* [WRITTEN INSTRUCTION] Without the pictures, write out all the lines below exactly as they appear.

[Start MATERIAL FOR THE TASK]

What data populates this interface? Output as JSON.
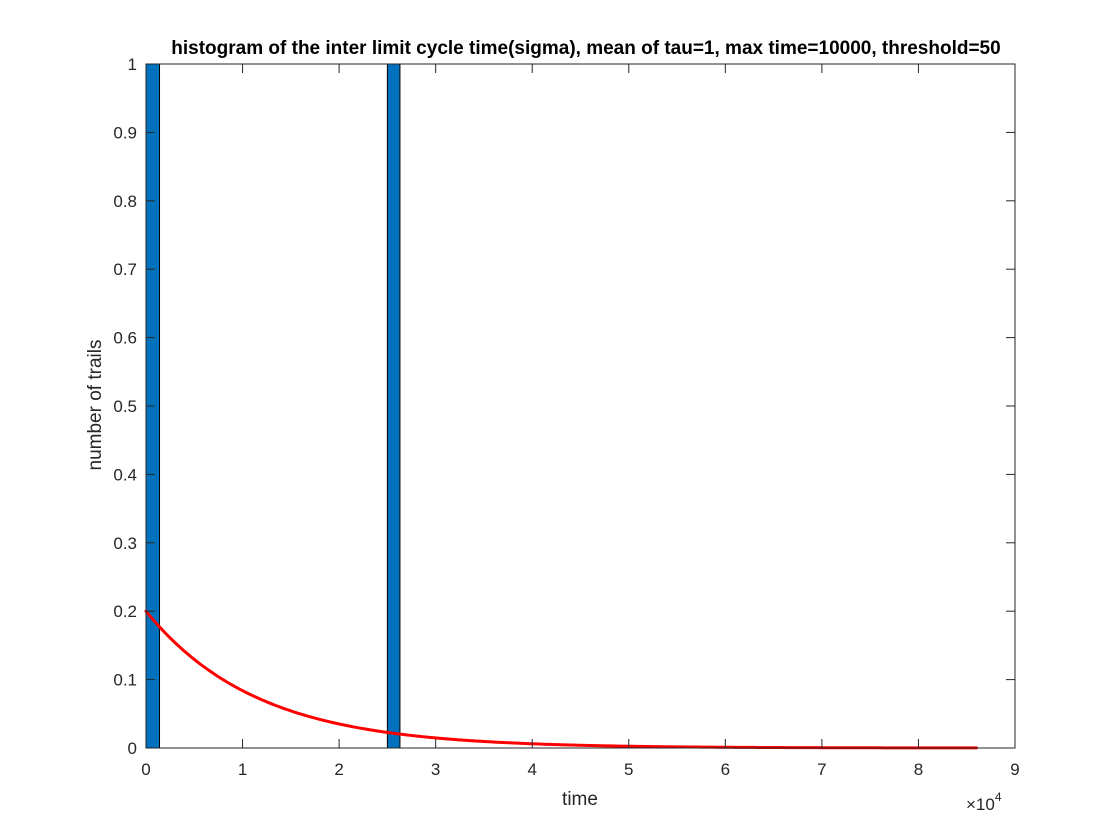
{
  "chart_data": {
    "type": "bar",
    "title": "histogram of the inter limit cycle time(sigma), mean of tau=1, max time=10000, threshold=50",
    "xlabel": "time",
    "ylabel": "number of trails",
    "x_multiplier_label": "×10",
    "x_multiplier_exponent": "4",
    "xlim": [
      0,
      90000
    ],
    "ylim": [
      0,
      1
    ],
    "xticks": [
      0,
      10000,
      20000,
      30000,
      40000,
      50000,
      60000,
      70000,
      80000,
      90000
    ],
    "xtick_labels": [
      "0",
      "1",
      "2",
      "3",
      "4",
      "5",
      "6",
      "7",
      "8",
      "9"
    ],
    "yticks": [
      0,
      0.1,
      0.2,
      0.3,
      0.4,
      0.5,
      0.6,
      0.7,
      0.8,
      0.9,
      1
    ],
    "ytick_labels": [
      "0",
      "0.1",
      "0.2",
      "0.3",
      "0.4",
      "0.5",
      "0.6",
      "0.7",
      "0.8",
      "0.9",
      "1"
    ],
    "grid": false,
    "bars": [
      {
        "x_start": 0,
        "x_end": 1400,
        "value": 1
      },
      {
        "x_start": 25000,
        "x_end": 26300,
        "value": 1
      }
    ],
    "curve": {
      "type": "line",
      "x_start": 0,
      "x_end": 86000,
      "function": "0.2*exp(-x/11500)"
    },
    "colors": {
      "bar_fill": "#0072BD",
      "bar_edge": "#000000",
      "curve": "#FF0000",
      "axis": "#262626"
    }
  }
}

[End MATERIAL FOR THE TASK]

* [EXERCISE SOLUTION]
What data populates this interface? Output as JSON.
{
  "chart_data": {
    "type": "bar",
    "title": "histogram of the inter limit cycle time(sigma), mean of tau=1, max time=10000, threshold=50",
    "xlabel": "time",
    "ylabel": "number of trails",
    "x_multiplier_label": "×10",
    "x_multiplier_exponent": "4",
    "xlim": [
      0,
      90000
    ],
    "ylim": [
      0,
      1
    ],
    "xticks": [
      0,
      10000,
      20000,
      30000,
      40000,
      50000,
      60000,
      70000,
      80000,
      90000
    ],
    "xtick_labels": [
      "0",
      "1",
      "2",
      "3",
      "4",
      "5",
      "6",
      "7",
      "8",
      "9"
    ],
    "yticks": [
      0,
      0.1,
      0.2,
      0.3,
      0.4,
      0.5,
      0.6,
      0.7,
      0.8,
      0.9,
      1
    ],
    "ytick_labels": [
      "0",
      "0.1",
      "0.2",
      "0.3",
      "0.4",
      "0.5",
      "0.6",
      "0.7",
      "0.8",
      "0.9",
      "1"
    ],
    "grid": false,
    "bars": [
      {
        "x_start": 0,
        "x_end": 1400,
        "value": 1
      },
      {
        "x_start": 25000,
        "x_end": 26300,
        "value": 1
      }
    ],
    "curve": {
      "type": "line",
      "x_start": 0,
      "x_end": 86000,
      "function": "0.2*exp(-x/11500)"
    },
    "colors": {
      "bar_fill": "#0072BD",
      "bar_edge": "#000000",
      "curve": "#FF0000",
      "axis": "#262626"
    }
  }
}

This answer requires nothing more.